▶ YOUR TASK
From the listing below, select every line where the word "subtitle" appears.

(Extracted records)
------------------------------------------------------------
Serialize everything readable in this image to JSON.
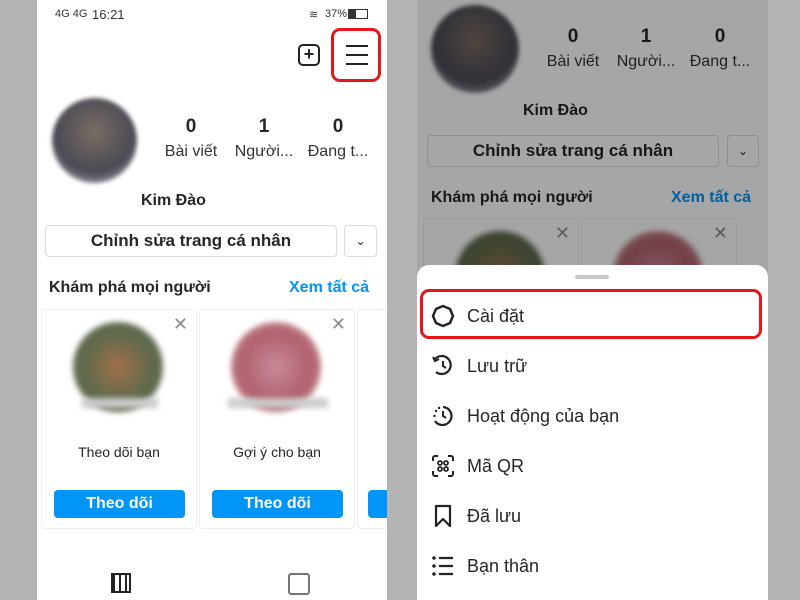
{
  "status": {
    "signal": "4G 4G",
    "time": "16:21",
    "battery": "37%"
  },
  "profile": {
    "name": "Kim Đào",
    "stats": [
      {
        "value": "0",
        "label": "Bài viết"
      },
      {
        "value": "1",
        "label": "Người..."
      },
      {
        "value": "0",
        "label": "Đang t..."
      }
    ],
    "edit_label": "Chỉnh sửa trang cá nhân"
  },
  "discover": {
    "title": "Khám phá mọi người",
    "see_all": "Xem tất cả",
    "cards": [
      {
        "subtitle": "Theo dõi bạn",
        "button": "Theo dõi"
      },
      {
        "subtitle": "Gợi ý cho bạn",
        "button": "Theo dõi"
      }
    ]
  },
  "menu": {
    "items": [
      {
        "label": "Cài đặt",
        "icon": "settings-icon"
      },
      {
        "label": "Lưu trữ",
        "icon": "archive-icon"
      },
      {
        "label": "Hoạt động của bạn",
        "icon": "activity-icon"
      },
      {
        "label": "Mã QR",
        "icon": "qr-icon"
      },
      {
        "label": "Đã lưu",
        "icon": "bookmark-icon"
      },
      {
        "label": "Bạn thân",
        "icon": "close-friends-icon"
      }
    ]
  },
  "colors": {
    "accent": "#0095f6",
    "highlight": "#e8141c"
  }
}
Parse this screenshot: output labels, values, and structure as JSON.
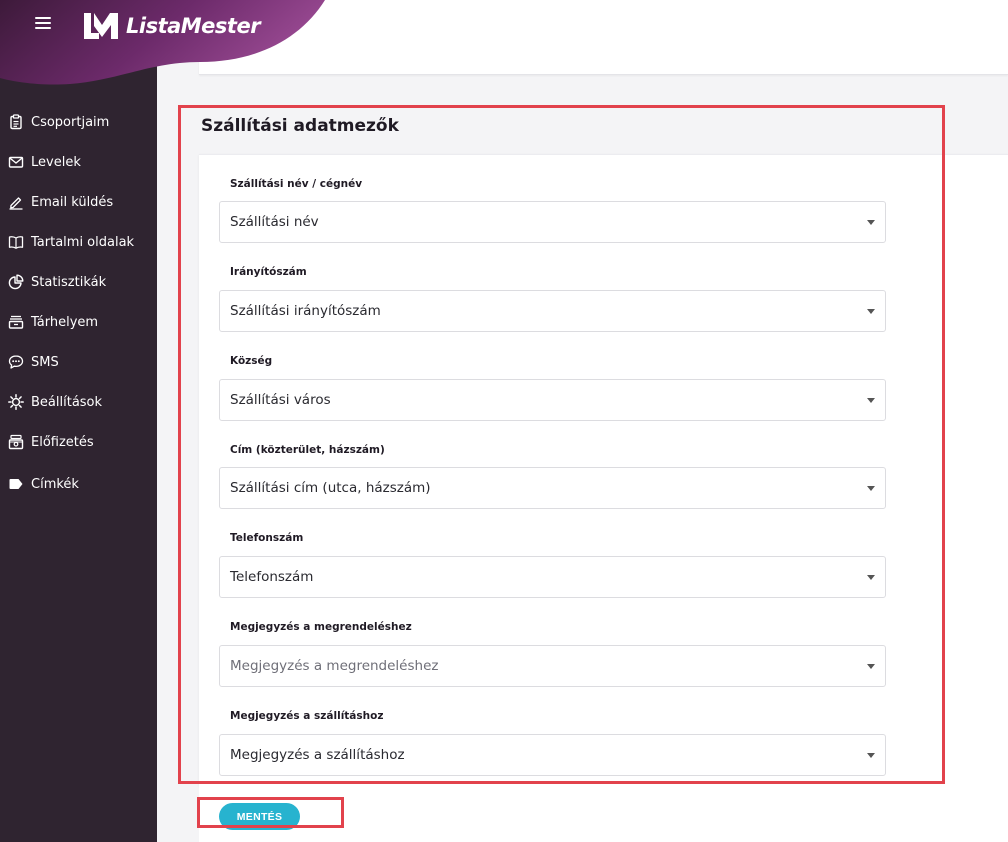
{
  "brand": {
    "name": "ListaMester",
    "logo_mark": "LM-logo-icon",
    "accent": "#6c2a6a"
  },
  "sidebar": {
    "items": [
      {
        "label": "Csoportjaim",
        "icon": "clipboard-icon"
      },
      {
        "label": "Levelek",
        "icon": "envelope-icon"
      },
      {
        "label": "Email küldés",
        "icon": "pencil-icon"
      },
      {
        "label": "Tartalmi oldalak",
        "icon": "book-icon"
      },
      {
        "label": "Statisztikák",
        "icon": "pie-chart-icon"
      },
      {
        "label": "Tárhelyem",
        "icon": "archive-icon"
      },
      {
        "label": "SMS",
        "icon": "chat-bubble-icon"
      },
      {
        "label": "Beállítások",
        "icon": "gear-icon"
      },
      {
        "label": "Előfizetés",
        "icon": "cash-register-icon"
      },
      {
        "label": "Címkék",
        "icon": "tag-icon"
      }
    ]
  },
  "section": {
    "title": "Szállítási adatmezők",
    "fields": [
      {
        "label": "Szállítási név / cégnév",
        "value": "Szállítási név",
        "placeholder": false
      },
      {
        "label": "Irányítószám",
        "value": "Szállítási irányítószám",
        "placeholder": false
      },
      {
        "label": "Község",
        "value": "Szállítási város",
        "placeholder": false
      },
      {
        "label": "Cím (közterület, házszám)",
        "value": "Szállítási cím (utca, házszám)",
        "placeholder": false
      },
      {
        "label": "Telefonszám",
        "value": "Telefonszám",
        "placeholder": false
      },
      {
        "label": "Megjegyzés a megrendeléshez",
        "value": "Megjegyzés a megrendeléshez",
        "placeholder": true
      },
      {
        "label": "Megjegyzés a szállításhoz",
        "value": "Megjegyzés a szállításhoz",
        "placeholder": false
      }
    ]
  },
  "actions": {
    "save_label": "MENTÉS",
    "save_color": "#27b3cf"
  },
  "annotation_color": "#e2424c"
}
------------------------------------------------------------
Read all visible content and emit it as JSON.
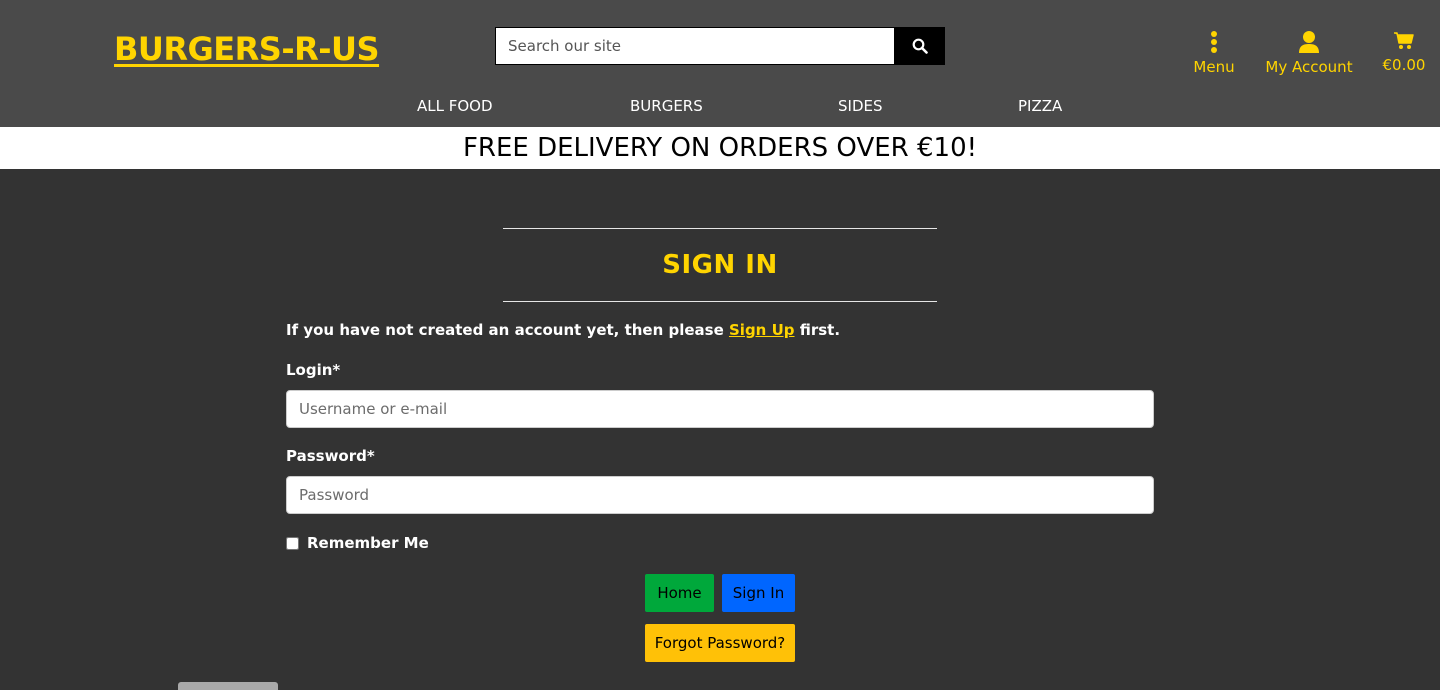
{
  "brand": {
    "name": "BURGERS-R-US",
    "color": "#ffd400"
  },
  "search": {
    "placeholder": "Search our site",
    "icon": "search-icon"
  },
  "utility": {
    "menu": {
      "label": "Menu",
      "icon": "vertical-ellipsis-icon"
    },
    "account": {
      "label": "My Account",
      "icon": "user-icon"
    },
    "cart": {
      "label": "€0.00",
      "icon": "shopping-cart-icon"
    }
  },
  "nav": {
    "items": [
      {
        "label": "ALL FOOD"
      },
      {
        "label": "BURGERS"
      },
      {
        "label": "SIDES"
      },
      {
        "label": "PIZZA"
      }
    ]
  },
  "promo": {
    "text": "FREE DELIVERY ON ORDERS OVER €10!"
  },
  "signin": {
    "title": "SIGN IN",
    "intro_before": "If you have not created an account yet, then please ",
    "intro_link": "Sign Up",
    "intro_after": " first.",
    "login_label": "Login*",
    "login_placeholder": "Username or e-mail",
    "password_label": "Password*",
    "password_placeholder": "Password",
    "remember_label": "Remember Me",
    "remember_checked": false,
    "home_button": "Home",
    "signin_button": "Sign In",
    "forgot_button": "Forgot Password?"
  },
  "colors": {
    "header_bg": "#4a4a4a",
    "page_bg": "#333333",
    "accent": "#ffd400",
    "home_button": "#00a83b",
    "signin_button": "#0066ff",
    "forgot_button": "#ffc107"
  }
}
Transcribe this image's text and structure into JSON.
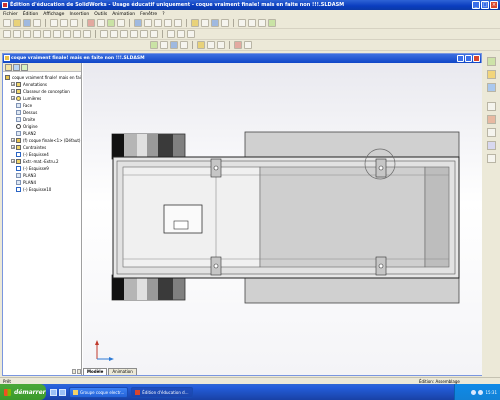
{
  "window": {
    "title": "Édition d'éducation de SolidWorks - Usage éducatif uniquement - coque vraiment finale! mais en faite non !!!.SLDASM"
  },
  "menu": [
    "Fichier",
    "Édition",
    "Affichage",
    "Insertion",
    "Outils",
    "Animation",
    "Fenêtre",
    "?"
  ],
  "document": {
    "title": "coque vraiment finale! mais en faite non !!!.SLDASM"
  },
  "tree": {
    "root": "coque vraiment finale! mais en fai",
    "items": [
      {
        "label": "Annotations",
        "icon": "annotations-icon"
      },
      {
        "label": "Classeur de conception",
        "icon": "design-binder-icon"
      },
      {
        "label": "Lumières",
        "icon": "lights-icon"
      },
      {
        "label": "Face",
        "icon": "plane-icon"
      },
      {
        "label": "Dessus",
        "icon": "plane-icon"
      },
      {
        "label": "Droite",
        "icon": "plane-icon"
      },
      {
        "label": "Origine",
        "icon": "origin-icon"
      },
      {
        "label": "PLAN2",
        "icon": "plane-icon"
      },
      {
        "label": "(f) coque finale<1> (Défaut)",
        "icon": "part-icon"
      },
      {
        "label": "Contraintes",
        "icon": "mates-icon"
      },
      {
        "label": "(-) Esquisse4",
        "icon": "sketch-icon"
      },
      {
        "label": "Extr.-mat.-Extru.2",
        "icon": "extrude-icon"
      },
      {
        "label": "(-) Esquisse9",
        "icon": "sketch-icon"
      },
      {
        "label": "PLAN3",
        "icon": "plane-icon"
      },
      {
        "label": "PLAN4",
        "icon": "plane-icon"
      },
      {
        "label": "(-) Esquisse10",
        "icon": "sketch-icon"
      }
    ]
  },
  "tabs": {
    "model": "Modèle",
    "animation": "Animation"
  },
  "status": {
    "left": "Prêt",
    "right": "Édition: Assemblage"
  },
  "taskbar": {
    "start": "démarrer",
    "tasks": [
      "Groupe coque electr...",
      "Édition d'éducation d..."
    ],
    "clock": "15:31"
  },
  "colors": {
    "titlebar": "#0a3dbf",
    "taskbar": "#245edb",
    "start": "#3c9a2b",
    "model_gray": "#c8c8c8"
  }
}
------------------------------------------------------------
▶ REPLY TO THE EXERCISE
        "subtitle": "Theo dõi bạn",
        "subtitle": "Gợi ý cho bạn",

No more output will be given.